Reproduce all lines of the listing below in which the word "JSON" occurs.

**Listed records:**
*****
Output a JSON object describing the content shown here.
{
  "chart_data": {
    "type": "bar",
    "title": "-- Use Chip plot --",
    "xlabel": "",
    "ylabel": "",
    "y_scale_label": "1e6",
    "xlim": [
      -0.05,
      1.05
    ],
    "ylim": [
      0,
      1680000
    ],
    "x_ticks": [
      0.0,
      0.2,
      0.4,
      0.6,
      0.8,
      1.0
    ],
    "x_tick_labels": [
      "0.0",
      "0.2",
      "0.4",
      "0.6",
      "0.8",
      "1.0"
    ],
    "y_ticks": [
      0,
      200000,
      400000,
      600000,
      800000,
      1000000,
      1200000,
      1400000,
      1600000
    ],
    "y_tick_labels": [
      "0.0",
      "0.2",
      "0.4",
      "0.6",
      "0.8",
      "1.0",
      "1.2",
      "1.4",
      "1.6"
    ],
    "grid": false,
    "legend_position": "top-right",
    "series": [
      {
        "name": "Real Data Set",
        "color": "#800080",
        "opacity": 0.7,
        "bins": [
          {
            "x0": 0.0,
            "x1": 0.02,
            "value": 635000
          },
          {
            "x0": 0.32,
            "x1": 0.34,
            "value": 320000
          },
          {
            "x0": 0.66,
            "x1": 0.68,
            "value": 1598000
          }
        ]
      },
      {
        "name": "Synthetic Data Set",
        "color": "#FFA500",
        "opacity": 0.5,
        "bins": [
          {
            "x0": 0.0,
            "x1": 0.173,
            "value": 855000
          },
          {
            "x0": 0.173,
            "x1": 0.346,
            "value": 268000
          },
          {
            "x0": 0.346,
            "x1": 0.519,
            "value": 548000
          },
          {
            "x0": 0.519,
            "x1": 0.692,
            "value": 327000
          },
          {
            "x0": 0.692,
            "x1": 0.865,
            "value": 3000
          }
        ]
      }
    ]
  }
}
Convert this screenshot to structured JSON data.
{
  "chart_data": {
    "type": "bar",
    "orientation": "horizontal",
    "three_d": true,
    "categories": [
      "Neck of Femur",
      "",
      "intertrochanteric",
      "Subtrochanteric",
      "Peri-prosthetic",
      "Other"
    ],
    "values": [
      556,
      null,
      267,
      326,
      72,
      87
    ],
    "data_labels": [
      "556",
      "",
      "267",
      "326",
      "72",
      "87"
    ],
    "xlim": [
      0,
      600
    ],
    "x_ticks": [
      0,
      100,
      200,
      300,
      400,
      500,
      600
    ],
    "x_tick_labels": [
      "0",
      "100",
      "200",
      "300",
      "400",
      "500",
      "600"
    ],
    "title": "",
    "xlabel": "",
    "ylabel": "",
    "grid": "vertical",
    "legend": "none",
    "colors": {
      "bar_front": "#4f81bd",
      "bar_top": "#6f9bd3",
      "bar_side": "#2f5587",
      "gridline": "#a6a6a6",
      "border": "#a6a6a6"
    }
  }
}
*****
**Answer to this task:**
Output a JSON object describing the content shown here.
Convert this screenshot to structured JSON data.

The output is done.